**WORK TO BE COMPLETED**
Check each line of the data for "millones" and select those that have it.

**GIVEN INFORMATION**
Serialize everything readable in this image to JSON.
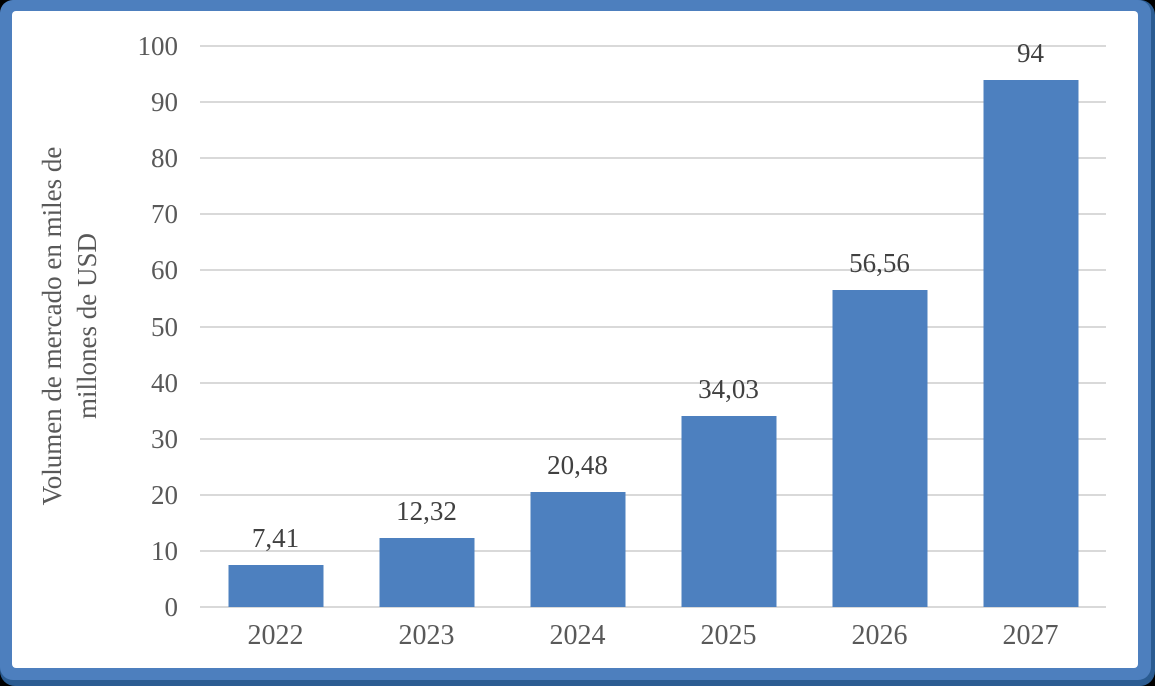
{
  "chart_data": {
    "type": "bar",
    "title": "",
    "xlabel": "",
    "ylabel": "Volumen de mercado en miles de millones de USD",
    "ylabel_lines": [
      "Volumen de mercado en miles de",
      "millones de USD"
    ],
    "categories": [
      "2022",
      "2023",
      "2024",
      "2025",
      "2026",
      "2027"
    ],
    "values": [
      7.41,
      12.32,
      20.48,
      34.03,
      56.56,
      94
    ],
    "value_labels": [
      "7,41",
      "12,32",
      "20,48",
      "34,03",
      "56,56",
      "94"
    ],
    "y_ticks": [
      0,
      10,
      20,
      30,
      40,
      50,
      60,
      70,
      80,
      90,
      100
    ],
    "ylim": [
      0,
      100
    ],
    "grid": "horizontal",
    "legend": "none",
    "colors": {
      "bar": "#4d80bf",
      "frame": "#4d7fbe",
      "frame_edge": "#2b5c92",
      "gridline": "#d9d9d9",
      "axis_text": "#595959",
      "data_label": "#404040",
      "plot_bg": "#ffffff",
      "page_bg": "#000000"
    }
  }
}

**REPLY**
    "ylabel": "Volumen de mercado en miles de millones de USD",
      "millones de USD"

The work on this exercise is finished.